- [WORK REQUEST A]: In the 53BP1 abstract, how soon after damage induction does the protein start to accumulate at the sites of DNA damage?
- [WORK REQUEST B]: Using the 53BP1 abstract, explain in one to three sentences why the authors suggest that RNA may be involved in the binding of 53BP1 to chromatin damaged by IR.

53BP1 exchanges slowly at the sites of DNA damage and appears to require RNA for its association with chromatin.

53BP1 protein is re-localized to the sites of DNA damage after ionizing radiation (IR) and is involved in DNA-damage-checkpoint signal transduction. We examined the dynamics of GFP-53BP1 in living cells. The protein starts to accumulate at the sites of DNA damage 2-3 minutes after damage induction. Fluorescence recovery after photobleaching experiments showed that GFP-53BP1 is highly mobile in non-irradiated cells. Upon binding to the IR-induced nuclear foci, the mobility of 53BP1 reduces greatly. The minimum (M) domain of 53BP1 essential for targeting to IR induced foci consists of residues 1220-1703. GFP-M protein forms foci in mouse embryonic fibroblast cells lacking functional endogenous 53BP1. The M domain contains a tandem repeat of Tudor motifs and an arginine- and glycine-rich domain (RG stretch), which are often found in proteins involved in RNA metabolism, the former being essential for targeting. RNase A treatment dissociates 53BP1 from IR-induced foci. In HeLa cells, dissociation of the M domain without the RG stretch by RNase A treatment can be restored by re-addition of nuclear RNA in the early stages of post-irradiation. 53BP1 immunoprecipitates contain some RNA molecules. Our results suggest a possible involvement of RNA in the binding of 53BP1 to chromatin damaged by IR.

- [RECORDED INFORMATION]:
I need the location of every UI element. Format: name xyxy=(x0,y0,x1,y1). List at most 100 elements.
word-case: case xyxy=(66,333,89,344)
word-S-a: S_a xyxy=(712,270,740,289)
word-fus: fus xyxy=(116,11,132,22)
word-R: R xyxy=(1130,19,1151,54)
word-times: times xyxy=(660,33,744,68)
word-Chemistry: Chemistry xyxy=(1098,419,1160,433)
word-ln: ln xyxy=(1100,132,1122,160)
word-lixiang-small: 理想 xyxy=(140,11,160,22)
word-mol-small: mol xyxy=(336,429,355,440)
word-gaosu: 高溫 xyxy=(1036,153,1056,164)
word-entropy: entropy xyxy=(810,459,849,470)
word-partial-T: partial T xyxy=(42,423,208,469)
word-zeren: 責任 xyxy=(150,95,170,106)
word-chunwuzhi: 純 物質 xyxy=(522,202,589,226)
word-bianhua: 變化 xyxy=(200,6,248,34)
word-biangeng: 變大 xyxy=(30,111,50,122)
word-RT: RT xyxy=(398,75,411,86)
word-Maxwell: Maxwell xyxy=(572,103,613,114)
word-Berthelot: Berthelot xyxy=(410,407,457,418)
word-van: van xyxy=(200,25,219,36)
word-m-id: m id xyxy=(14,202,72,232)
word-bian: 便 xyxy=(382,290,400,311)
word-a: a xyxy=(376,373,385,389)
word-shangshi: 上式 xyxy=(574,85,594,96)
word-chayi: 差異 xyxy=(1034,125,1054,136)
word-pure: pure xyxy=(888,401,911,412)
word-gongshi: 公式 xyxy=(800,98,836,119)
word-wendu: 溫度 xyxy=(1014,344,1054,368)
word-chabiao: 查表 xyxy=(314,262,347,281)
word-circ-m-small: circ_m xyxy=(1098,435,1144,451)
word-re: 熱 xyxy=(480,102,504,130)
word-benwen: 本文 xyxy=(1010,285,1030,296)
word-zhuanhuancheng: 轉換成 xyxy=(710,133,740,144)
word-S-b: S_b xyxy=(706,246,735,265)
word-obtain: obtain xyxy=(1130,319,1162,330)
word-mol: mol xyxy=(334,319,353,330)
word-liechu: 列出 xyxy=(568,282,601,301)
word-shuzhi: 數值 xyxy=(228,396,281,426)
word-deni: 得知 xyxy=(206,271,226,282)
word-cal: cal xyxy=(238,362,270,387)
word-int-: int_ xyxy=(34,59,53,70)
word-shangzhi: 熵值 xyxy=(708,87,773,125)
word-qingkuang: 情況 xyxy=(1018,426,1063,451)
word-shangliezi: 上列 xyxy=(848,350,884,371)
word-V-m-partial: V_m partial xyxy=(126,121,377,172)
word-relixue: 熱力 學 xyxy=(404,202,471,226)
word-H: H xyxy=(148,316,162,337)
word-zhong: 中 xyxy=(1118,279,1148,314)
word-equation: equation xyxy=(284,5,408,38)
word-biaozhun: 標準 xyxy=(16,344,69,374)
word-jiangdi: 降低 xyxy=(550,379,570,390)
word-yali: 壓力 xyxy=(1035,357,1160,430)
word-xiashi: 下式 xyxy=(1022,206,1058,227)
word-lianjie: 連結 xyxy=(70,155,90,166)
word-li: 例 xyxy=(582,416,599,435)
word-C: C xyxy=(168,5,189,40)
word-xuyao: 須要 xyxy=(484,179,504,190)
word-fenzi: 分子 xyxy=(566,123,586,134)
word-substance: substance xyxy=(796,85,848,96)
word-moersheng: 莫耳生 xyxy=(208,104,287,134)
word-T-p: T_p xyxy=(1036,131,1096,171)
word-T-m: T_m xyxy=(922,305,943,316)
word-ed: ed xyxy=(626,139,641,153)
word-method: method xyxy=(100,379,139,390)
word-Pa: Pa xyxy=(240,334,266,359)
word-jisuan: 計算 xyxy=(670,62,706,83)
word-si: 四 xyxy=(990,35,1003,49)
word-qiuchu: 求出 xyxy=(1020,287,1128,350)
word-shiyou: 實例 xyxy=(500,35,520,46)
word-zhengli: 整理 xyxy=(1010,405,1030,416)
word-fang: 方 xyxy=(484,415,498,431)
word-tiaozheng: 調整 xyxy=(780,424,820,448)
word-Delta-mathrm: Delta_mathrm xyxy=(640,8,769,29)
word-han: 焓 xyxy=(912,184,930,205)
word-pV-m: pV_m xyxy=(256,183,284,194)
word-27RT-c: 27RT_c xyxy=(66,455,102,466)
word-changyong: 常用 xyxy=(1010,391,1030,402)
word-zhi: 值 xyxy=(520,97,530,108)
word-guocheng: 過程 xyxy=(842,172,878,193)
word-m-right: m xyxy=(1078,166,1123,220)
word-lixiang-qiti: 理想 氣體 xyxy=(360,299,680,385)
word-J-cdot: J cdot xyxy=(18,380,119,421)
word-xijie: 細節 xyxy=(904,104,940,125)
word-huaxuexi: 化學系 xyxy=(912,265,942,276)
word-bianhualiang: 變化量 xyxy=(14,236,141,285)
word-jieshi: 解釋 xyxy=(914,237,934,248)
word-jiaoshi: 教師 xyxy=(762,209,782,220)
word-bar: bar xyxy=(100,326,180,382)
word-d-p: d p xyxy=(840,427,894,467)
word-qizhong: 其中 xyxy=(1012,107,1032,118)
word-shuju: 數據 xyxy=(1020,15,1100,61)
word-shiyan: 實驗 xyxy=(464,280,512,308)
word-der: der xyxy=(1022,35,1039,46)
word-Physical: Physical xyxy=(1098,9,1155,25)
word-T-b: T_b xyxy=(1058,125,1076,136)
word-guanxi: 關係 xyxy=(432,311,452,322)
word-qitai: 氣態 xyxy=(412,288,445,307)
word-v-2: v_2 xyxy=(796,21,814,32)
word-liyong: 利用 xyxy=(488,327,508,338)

- [RESPONSE AREA A]: It starts to accumulate 2-3 minutes after damage induction.

- [RESPONSE AREA B]: RNase A treatment dissociates 53BP1 from IR-induced foci. In HeLa cells, the M domain without the RG stretch is dissociated by RNase A, and re-adding nuclear RNA in the early stages after irradiation can restore it. In addition, 53BP1 immunoprecipitates contain some RNA molecules.